■ **Objective**: Determine how many lines include "KALBİNİZ". Give the number and nothing else.

--- --- ---

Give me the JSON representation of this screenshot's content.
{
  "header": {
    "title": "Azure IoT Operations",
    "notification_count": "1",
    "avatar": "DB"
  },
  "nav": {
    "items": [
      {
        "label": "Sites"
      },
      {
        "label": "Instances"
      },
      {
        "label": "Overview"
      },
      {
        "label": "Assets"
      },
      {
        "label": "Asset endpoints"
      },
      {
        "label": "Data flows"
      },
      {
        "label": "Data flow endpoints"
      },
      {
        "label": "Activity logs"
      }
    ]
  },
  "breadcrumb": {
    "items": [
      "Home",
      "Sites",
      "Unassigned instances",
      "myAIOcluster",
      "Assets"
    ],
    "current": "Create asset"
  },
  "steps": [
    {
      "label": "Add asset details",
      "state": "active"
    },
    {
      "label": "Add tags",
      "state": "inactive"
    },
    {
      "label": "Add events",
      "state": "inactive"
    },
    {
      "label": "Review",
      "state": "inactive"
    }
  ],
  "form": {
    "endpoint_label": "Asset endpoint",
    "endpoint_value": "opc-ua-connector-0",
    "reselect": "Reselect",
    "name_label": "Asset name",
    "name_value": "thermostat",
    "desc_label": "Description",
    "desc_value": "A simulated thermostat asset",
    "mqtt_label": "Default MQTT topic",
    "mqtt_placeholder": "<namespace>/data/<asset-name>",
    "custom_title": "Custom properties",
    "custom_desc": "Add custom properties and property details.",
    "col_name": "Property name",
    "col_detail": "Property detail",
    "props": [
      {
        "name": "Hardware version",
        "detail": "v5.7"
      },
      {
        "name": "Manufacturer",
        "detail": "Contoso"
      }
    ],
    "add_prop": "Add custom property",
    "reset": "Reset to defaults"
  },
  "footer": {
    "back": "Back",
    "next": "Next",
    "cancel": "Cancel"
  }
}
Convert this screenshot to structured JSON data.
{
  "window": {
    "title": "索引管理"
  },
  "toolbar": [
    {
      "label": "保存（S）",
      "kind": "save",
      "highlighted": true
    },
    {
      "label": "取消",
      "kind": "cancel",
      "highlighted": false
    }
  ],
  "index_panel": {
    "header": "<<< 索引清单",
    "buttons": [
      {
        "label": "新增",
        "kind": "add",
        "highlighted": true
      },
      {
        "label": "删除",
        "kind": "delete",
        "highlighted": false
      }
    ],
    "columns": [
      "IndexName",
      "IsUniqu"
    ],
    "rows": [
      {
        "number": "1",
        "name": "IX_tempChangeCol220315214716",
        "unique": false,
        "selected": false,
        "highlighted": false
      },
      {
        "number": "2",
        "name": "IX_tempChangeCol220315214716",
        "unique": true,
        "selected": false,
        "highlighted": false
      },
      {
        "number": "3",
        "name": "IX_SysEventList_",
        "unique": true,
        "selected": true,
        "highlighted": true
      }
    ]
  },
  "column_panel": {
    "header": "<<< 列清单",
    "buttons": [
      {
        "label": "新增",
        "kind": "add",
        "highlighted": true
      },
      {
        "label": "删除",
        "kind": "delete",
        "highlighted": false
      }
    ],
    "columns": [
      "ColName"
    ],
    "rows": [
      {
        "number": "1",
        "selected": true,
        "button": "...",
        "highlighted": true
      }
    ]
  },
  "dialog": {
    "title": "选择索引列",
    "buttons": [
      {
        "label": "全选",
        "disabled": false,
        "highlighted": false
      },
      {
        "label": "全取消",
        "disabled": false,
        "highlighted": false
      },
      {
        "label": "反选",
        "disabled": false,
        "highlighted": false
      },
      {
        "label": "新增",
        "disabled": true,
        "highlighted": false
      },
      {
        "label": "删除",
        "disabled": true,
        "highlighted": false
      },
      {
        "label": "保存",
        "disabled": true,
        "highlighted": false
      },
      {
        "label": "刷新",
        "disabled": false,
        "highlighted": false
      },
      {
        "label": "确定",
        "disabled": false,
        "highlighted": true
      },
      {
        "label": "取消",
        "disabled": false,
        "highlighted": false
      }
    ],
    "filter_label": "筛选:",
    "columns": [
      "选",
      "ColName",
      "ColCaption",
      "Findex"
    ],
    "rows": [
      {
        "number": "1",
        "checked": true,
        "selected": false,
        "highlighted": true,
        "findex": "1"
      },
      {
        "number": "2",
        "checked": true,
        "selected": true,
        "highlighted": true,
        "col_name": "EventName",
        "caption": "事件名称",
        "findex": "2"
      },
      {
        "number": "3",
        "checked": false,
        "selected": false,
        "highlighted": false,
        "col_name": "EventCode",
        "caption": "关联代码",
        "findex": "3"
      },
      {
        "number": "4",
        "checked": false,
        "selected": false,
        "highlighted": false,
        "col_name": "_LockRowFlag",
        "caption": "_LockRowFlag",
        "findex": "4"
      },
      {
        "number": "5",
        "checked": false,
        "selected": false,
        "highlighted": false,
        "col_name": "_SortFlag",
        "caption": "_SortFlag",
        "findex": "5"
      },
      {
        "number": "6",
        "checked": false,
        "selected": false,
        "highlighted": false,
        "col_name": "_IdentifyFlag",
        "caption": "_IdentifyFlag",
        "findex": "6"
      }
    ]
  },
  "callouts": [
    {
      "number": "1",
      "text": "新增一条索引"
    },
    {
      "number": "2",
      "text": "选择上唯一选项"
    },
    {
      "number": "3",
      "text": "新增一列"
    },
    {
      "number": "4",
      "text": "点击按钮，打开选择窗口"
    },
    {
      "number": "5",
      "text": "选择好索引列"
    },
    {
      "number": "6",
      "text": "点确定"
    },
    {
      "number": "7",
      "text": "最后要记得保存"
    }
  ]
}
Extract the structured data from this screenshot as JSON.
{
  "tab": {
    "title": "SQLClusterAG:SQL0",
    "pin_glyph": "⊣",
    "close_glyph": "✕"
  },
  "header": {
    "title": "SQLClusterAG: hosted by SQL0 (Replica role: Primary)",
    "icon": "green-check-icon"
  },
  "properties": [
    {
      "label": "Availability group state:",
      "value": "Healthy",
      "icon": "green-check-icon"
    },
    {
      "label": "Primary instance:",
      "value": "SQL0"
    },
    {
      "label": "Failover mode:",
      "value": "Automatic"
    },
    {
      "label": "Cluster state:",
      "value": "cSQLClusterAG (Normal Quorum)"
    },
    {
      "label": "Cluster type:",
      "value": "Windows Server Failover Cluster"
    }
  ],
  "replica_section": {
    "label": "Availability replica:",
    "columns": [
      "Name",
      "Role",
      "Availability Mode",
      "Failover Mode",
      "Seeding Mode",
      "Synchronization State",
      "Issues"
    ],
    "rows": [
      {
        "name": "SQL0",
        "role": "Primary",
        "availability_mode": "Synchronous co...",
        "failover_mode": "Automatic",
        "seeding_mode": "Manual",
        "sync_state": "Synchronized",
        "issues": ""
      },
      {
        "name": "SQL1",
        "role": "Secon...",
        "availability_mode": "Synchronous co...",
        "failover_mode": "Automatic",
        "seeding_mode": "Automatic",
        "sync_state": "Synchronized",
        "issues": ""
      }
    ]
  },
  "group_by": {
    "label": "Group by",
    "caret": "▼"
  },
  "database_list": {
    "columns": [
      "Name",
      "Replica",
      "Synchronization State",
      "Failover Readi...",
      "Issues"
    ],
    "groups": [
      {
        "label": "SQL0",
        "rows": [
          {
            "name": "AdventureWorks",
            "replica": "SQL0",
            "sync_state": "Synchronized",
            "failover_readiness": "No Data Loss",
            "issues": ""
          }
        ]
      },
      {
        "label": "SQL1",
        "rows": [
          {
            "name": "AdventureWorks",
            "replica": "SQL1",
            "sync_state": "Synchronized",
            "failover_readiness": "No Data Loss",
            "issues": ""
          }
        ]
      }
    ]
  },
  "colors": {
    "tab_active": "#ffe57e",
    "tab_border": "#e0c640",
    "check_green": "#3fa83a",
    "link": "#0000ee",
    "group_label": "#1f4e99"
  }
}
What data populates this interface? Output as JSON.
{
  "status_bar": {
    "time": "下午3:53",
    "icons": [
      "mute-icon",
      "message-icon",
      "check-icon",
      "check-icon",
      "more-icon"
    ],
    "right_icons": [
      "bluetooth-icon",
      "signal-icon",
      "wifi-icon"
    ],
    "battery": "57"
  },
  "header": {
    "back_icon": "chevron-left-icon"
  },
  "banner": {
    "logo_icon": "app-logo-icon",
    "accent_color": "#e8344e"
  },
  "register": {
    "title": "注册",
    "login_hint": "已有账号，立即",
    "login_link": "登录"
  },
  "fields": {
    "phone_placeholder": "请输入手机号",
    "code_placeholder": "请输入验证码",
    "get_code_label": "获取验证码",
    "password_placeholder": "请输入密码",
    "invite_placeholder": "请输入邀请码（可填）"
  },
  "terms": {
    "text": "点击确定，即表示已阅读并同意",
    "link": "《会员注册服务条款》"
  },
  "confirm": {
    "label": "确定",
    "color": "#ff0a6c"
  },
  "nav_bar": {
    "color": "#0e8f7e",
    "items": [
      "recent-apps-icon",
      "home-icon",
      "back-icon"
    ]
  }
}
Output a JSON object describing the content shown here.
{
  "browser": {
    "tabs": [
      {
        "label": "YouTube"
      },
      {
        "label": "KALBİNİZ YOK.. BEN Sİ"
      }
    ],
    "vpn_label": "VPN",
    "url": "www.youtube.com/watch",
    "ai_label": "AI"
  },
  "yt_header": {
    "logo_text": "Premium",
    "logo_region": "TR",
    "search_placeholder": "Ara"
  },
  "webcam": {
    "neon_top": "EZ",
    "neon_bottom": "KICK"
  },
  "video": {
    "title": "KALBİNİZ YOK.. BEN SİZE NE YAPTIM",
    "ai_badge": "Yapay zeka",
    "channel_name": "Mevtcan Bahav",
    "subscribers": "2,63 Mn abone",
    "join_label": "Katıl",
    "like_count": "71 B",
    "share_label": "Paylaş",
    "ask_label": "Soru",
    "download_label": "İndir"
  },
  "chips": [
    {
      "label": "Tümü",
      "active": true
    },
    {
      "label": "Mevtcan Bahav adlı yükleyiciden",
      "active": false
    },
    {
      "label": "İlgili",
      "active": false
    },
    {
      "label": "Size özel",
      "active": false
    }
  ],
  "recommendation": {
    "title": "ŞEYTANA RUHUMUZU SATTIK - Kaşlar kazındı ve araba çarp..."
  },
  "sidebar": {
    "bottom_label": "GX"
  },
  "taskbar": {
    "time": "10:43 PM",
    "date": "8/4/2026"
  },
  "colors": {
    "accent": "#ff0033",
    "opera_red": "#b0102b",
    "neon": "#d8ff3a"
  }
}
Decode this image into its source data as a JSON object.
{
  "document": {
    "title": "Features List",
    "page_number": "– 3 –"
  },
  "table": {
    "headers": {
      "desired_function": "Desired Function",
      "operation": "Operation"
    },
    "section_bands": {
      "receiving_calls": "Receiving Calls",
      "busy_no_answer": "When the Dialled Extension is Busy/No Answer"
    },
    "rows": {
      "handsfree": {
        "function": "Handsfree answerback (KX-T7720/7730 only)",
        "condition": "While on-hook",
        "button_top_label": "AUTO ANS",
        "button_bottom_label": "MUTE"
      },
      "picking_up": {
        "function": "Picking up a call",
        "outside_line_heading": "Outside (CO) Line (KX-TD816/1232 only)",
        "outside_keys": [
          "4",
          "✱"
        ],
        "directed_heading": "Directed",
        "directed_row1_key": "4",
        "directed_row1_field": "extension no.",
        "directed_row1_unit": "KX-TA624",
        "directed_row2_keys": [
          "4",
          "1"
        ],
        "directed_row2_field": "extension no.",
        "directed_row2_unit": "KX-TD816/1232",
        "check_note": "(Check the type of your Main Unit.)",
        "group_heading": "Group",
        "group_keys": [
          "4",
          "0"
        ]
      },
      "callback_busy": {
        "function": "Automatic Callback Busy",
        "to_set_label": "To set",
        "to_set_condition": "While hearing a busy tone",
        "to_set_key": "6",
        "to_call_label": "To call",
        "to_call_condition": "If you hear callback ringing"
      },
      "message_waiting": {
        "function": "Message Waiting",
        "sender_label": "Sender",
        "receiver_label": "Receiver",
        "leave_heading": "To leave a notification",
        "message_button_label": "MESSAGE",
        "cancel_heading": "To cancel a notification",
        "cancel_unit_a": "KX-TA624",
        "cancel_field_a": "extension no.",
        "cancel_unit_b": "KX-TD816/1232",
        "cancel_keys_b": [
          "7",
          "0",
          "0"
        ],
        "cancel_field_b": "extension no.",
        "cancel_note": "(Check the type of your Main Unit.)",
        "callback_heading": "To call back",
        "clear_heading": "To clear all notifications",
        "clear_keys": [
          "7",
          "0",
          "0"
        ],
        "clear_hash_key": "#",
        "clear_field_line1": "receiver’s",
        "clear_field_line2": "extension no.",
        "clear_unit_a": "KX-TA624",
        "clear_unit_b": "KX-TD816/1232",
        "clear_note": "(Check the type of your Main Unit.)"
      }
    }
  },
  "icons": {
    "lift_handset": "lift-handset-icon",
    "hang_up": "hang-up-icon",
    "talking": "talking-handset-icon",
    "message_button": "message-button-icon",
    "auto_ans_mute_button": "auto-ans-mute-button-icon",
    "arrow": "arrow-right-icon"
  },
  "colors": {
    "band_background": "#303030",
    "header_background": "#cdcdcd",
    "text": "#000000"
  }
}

--- --- ---

■ **The answer**: 2